For each line in the data below that holds "this", return a copy.

### TASK DATA

::::::

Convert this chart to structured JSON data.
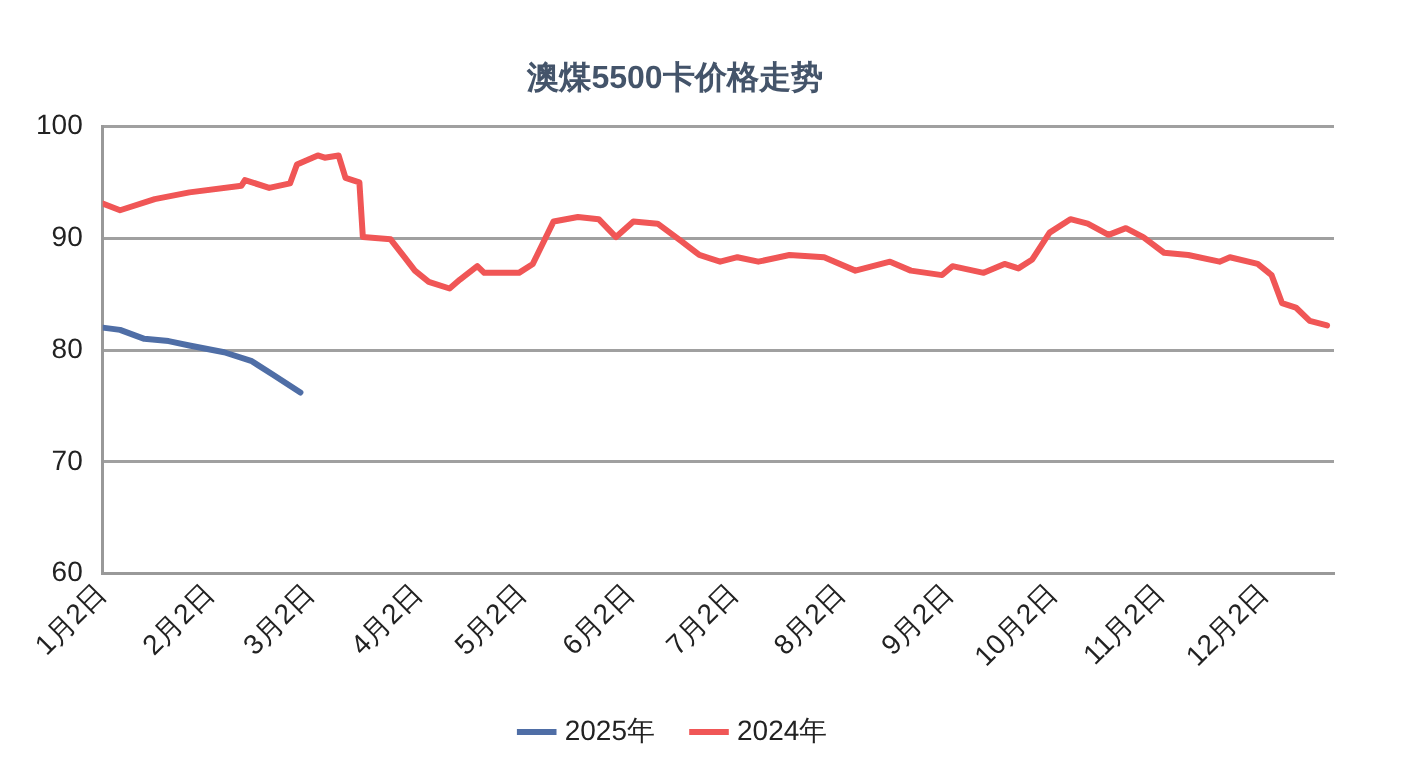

::::::

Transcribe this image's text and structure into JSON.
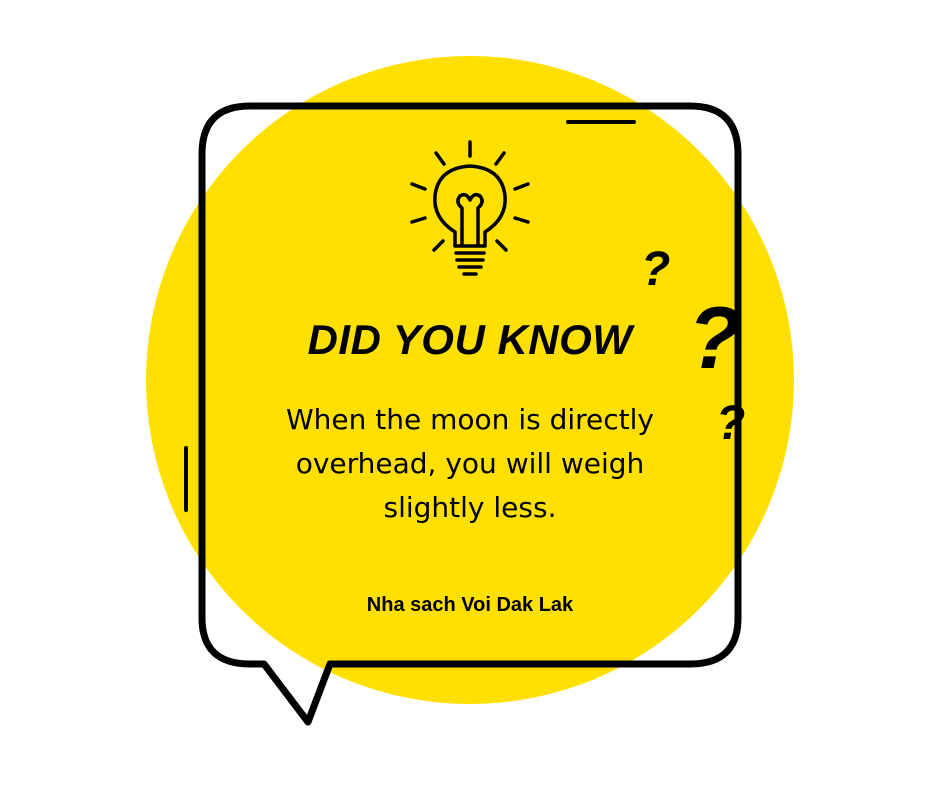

::::::

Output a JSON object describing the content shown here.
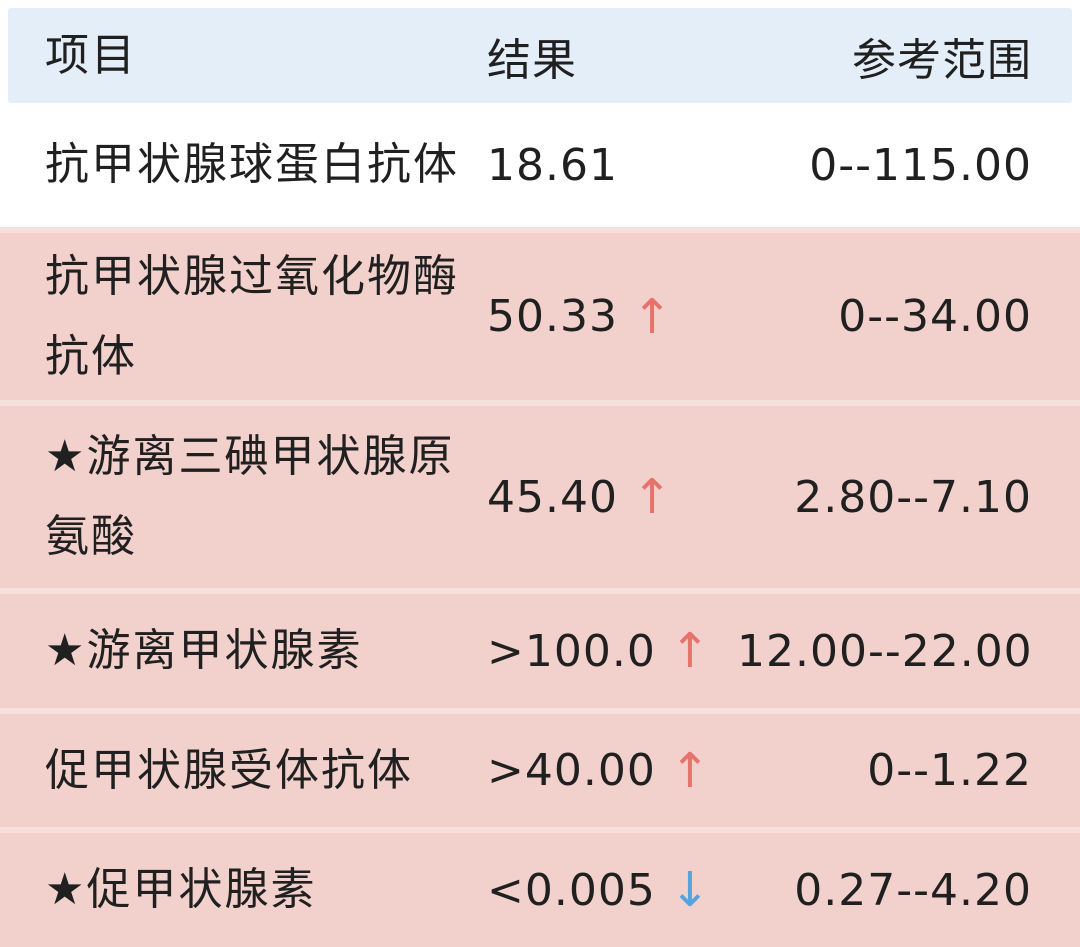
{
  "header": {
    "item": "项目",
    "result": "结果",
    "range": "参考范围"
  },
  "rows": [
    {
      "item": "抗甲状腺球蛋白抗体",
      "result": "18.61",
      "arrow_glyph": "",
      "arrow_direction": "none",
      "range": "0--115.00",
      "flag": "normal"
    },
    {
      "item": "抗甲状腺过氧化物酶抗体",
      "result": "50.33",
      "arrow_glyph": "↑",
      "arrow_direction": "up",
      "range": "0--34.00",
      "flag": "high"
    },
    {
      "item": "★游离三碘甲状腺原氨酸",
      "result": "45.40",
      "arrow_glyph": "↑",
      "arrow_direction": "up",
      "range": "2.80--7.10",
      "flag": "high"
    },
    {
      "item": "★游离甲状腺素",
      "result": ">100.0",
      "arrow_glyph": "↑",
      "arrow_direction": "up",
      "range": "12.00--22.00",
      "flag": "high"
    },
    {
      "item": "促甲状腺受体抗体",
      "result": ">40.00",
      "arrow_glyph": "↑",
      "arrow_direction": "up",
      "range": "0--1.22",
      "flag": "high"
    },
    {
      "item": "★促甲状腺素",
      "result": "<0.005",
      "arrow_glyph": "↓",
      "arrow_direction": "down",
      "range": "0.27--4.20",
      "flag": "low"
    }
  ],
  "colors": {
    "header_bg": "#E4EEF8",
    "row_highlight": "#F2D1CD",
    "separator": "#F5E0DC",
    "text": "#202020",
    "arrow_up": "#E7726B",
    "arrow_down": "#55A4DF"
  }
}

::::::

### FULL ANSWER
Convert this chart to structured JSON data.
Transcribe this image's text and structure into JSON.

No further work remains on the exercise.